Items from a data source
»»

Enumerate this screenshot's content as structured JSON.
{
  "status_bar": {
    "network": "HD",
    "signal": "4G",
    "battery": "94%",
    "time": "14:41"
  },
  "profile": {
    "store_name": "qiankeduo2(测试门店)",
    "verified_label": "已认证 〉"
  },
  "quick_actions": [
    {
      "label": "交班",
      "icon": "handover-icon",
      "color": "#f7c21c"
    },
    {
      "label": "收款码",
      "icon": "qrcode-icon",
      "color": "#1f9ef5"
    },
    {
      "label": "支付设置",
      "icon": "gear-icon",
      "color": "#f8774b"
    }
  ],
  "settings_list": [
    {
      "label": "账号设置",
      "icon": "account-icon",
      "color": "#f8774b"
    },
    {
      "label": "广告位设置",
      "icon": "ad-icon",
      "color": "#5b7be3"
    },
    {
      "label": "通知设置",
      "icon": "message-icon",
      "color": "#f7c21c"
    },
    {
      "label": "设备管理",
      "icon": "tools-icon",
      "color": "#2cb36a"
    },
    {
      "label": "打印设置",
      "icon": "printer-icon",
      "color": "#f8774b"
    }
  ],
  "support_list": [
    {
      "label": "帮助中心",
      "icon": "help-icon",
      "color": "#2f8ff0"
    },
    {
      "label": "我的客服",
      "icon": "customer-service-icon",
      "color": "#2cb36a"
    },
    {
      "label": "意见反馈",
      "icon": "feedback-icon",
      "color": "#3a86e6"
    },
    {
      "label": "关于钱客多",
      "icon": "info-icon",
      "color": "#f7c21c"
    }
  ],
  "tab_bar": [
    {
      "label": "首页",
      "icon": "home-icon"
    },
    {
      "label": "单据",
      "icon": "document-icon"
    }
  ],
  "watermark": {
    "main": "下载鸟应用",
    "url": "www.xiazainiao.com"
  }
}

««

Short exercise: Your task is to retype all the records above with nothing left out.

Result of this task:
Enumerate this screenshot's content as structured JSON.
{
  "status_bar": {
    "network": "HD",
    "signal": "4G",
    "battery": "94%",
    "time": "14:41"
  },
  "profile": {
    "store_name": "qiankeduo2(测试门店)",
    "verified_label": "已认证 〉"
  },
  "quick_actions": [
    {
      "label": "交班",
      "icon": "handover-icon",
      "color": "#f7c21c"
    },
    {
      "label": "收款码",
      "icon": "qrcode-icon",
      "color": "#1f9ef5"
    },
    {
      "label": "支付设置",
      "icon": "gear-icon",
      "color": "#f8774b"
    }
  ],
  "settings_list": [
    {
      "label": "账号设置",
      "icon": "account-icon",
      "color": "#f8774b"
    },
    {
      "label": "广告位设置",
      "icon": "ad-icon",
      "color": "#5b7be3"
    },
    {
      "label": "通知设置",
      "icon": "message-icon",
      "color": "#f7c21c"
    },
    {
      "label": "设备管理",
      "icon": "tools-icon",
      "color": "#2cb36a"
    },
    {
      "label": "打印设置",
      "icon": "printer-icon",
      "color": "#f8774b"
    }
  ],
  "support_list": [
    {
      "label": "帮助中心",
      "icon": "help-icon",
      "color": "#2f8ff0"
    },
    {
      "label": "我的客服",
      "icon": "customer-service-icon",
      "color": "#2cb36a"
    },
    {
      "label": "意见反馈",
      "icon": "feedback-icon",
      "color": "#3a86e6"
    },
    {
      "label": "关于钱客多",
      "icon": "info-icon",
      "color": "#f7c21c"
    }
  ],
  "tab_bar": [
    {
      "label": "首页",
      "icon": "home-icon"
    },
    {
      "label": "单据",
      "icon": "document-icon"
    }
  ],
  "watermark": {
    "main": "下载鸟应用",
    "url": "www.xiazainiao.com"
  }
}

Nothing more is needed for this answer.